**Job:** In the data that follows, count each line holding the string "faster"; answer with the number only.

==== Listing

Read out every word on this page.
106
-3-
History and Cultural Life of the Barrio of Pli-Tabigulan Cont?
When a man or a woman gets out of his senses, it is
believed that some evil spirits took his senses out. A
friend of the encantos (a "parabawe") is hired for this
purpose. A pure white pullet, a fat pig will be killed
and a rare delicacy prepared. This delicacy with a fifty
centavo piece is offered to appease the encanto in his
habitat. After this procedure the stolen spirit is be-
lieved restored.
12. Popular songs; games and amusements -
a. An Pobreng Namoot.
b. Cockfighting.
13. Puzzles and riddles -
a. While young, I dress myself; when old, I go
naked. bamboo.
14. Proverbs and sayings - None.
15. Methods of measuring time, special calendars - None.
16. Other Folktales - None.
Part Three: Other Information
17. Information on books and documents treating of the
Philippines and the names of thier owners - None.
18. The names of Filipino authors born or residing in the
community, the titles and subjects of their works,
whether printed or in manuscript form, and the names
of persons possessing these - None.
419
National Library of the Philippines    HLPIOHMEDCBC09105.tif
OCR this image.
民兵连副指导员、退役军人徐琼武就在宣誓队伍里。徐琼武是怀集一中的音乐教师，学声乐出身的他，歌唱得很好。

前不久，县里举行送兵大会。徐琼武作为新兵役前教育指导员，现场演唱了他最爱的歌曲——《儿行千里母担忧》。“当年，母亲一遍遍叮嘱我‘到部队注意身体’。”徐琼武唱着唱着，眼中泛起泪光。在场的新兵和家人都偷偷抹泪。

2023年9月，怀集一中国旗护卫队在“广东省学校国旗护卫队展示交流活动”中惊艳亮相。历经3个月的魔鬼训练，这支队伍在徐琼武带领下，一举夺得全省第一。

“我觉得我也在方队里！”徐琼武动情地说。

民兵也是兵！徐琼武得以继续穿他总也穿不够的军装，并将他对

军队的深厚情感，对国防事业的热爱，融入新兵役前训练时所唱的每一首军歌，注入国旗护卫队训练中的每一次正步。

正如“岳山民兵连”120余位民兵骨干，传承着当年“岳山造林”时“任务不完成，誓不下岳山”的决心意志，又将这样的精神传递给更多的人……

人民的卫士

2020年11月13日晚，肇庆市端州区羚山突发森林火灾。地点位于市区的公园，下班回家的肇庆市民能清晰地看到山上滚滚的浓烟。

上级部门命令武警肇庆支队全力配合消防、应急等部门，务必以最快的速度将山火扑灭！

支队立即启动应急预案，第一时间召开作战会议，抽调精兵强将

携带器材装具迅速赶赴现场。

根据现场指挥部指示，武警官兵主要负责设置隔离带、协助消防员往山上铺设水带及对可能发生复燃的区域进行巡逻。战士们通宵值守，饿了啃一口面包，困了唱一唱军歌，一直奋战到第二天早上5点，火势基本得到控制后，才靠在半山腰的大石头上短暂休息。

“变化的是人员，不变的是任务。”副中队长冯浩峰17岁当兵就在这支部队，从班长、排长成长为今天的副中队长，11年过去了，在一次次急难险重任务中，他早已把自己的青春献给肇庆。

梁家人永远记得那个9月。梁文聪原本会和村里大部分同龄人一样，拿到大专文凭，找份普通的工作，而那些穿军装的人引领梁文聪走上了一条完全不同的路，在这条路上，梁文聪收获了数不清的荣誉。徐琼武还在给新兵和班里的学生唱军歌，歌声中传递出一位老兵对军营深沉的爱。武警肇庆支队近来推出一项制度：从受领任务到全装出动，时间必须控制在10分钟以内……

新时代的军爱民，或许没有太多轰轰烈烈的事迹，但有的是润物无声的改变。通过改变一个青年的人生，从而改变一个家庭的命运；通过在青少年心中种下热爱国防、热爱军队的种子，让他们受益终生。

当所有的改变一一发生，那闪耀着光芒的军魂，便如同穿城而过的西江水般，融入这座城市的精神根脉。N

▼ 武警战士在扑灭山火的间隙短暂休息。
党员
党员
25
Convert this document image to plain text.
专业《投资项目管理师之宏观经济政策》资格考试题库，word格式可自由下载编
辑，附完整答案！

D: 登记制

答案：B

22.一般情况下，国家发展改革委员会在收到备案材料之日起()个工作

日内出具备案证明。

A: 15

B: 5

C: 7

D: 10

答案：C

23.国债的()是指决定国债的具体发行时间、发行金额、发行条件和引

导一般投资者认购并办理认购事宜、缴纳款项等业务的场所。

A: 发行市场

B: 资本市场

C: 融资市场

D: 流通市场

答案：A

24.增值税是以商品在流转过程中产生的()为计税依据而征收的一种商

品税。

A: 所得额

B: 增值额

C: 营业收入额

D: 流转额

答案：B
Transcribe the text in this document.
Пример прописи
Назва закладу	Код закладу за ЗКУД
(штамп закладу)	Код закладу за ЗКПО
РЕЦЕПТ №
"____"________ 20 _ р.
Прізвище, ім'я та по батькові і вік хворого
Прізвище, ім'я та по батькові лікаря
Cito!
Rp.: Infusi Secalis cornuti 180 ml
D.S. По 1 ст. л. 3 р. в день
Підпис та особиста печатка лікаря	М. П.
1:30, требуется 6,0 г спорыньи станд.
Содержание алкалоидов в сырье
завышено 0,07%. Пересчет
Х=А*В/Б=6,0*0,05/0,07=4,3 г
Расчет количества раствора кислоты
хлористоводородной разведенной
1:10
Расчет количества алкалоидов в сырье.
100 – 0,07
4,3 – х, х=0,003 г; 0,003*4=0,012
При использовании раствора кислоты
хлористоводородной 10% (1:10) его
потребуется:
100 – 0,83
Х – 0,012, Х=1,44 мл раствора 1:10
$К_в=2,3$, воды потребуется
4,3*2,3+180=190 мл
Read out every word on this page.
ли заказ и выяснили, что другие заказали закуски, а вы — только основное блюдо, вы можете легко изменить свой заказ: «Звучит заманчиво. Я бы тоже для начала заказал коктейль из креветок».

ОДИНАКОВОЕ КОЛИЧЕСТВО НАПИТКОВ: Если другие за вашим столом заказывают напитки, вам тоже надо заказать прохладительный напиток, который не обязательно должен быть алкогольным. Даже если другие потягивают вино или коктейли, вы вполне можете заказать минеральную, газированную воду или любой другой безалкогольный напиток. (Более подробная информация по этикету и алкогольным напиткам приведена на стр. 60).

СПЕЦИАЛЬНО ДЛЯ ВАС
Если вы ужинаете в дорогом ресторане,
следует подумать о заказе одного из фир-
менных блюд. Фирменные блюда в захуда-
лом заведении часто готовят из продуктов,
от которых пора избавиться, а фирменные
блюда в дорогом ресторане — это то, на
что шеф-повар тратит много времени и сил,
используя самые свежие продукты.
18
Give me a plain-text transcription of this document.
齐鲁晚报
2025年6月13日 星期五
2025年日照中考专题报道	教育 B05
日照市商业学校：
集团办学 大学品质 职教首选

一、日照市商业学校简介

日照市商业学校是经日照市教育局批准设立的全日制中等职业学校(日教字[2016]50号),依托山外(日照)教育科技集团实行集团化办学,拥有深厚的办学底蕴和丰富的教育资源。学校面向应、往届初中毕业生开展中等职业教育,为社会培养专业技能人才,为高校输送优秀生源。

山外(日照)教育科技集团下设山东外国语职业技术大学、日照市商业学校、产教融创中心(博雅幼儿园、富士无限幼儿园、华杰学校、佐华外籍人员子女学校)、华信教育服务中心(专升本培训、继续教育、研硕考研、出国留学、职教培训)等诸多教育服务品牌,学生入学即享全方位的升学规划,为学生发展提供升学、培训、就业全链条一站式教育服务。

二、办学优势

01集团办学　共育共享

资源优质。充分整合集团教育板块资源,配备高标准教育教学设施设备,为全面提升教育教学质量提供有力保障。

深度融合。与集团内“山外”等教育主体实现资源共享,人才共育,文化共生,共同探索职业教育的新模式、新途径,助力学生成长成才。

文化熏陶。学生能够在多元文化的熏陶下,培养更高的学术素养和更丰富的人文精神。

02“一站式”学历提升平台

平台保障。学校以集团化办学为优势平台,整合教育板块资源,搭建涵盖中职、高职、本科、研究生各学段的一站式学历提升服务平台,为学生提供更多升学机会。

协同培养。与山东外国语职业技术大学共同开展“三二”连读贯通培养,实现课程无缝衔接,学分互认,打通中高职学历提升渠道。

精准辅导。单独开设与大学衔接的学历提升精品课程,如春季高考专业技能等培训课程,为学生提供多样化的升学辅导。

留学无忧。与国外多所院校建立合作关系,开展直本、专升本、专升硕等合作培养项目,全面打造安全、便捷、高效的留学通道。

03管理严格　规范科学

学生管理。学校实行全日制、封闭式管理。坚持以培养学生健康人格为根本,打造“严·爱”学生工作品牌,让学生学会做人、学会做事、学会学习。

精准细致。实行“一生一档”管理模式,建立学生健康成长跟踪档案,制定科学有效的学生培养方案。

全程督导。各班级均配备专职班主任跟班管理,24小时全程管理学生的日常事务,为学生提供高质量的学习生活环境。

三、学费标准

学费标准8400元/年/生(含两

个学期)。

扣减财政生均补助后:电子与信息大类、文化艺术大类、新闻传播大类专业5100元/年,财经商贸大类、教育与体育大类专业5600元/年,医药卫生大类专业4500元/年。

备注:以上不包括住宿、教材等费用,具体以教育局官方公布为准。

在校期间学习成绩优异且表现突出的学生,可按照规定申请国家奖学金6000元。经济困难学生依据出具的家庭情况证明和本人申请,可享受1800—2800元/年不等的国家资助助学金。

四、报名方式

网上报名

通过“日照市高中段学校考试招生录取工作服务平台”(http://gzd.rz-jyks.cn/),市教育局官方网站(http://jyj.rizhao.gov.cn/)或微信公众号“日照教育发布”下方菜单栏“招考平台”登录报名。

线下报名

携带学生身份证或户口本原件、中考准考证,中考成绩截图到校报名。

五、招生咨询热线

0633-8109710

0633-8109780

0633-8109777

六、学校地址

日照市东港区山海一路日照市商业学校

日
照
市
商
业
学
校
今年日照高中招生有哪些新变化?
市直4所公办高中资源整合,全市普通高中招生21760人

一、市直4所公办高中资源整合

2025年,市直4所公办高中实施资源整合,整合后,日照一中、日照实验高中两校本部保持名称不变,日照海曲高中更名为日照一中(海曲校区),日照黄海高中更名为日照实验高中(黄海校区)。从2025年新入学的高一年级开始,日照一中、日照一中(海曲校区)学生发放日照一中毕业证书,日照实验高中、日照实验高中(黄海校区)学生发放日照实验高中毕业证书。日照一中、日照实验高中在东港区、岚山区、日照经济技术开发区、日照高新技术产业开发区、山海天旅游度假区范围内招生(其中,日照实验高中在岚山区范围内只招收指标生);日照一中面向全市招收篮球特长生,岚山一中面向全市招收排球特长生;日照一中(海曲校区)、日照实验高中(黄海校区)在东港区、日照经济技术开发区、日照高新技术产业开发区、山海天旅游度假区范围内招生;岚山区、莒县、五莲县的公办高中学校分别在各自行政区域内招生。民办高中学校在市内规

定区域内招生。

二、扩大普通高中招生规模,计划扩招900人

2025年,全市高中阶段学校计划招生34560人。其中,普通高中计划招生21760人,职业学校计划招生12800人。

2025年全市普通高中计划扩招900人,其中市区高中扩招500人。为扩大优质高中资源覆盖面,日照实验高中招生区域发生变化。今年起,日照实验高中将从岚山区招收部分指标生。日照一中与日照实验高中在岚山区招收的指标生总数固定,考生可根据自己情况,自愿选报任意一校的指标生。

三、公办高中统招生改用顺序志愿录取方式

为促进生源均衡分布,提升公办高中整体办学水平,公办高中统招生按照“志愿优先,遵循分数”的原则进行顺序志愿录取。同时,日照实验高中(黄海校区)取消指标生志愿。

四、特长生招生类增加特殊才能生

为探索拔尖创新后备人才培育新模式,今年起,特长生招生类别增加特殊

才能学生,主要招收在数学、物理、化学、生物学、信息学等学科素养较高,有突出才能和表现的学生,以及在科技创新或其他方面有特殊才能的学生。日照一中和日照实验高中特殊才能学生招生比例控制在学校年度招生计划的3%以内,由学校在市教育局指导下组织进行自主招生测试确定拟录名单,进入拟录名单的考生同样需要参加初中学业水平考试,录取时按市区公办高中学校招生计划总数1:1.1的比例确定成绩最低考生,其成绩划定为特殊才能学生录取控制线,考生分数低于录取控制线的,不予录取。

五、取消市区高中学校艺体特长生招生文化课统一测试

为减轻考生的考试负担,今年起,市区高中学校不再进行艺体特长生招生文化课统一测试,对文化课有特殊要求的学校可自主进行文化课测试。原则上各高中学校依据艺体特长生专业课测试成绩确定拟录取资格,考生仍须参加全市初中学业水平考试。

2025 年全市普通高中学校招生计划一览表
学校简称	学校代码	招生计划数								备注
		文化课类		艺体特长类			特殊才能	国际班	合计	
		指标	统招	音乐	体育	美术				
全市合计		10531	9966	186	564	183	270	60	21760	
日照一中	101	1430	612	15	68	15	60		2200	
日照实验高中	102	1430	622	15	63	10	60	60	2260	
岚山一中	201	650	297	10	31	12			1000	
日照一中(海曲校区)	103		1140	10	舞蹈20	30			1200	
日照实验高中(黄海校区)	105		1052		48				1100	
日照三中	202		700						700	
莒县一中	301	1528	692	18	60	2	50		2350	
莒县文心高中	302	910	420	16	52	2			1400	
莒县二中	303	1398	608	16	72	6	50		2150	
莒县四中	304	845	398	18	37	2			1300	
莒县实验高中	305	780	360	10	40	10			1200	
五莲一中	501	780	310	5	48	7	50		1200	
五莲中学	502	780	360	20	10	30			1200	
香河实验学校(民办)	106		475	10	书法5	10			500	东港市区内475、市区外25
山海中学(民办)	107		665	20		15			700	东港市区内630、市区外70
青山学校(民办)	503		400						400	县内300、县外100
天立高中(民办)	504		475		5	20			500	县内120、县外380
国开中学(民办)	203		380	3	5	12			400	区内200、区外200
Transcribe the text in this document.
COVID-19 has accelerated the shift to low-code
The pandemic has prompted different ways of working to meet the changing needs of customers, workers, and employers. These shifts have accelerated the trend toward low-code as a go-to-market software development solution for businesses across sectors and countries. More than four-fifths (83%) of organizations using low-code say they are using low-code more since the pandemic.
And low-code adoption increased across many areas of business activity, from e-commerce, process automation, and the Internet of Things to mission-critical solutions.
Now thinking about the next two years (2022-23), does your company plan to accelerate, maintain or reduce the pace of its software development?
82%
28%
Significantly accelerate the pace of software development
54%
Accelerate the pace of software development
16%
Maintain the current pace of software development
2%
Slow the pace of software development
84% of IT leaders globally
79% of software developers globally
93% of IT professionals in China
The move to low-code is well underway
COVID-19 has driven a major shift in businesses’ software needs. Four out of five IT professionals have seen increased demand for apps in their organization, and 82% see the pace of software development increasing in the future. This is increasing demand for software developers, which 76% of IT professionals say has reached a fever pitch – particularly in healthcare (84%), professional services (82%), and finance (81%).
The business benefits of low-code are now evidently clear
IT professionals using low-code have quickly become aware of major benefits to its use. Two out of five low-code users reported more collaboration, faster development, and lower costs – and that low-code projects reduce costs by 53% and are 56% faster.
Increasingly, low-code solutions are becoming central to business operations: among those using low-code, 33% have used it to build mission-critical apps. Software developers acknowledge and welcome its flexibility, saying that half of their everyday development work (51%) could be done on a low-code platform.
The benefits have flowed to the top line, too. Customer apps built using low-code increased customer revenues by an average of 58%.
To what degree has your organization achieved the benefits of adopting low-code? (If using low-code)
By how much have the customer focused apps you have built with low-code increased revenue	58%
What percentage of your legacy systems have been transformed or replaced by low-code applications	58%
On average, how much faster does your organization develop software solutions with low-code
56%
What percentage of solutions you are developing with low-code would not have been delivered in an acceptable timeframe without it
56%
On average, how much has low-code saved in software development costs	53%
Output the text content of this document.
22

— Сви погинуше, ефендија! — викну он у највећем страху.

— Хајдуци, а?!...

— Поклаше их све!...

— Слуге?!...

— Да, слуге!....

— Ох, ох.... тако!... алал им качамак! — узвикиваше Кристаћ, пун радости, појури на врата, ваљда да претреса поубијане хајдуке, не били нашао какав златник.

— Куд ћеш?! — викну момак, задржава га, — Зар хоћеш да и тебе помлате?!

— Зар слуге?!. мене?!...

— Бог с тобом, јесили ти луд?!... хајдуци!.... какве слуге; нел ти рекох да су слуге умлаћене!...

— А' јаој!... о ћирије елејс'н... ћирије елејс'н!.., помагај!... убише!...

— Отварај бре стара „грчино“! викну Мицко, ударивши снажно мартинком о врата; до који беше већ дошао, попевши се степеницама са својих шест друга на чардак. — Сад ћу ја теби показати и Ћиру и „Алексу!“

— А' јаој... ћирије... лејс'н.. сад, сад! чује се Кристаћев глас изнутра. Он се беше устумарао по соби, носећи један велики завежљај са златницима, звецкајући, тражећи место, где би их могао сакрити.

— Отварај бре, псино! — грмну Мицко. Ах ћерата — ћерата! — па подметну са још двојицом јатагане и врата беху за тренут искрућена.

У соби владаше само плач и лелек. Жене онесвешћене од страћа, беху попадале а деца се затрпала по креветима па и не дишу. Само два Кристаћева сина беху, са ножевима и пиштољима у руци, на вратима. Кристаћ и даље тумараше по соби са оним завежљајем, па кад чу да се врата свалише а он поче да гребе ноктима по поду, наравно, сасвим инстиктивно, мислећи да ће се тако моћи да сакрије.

========

**Solution for this exercise:** 2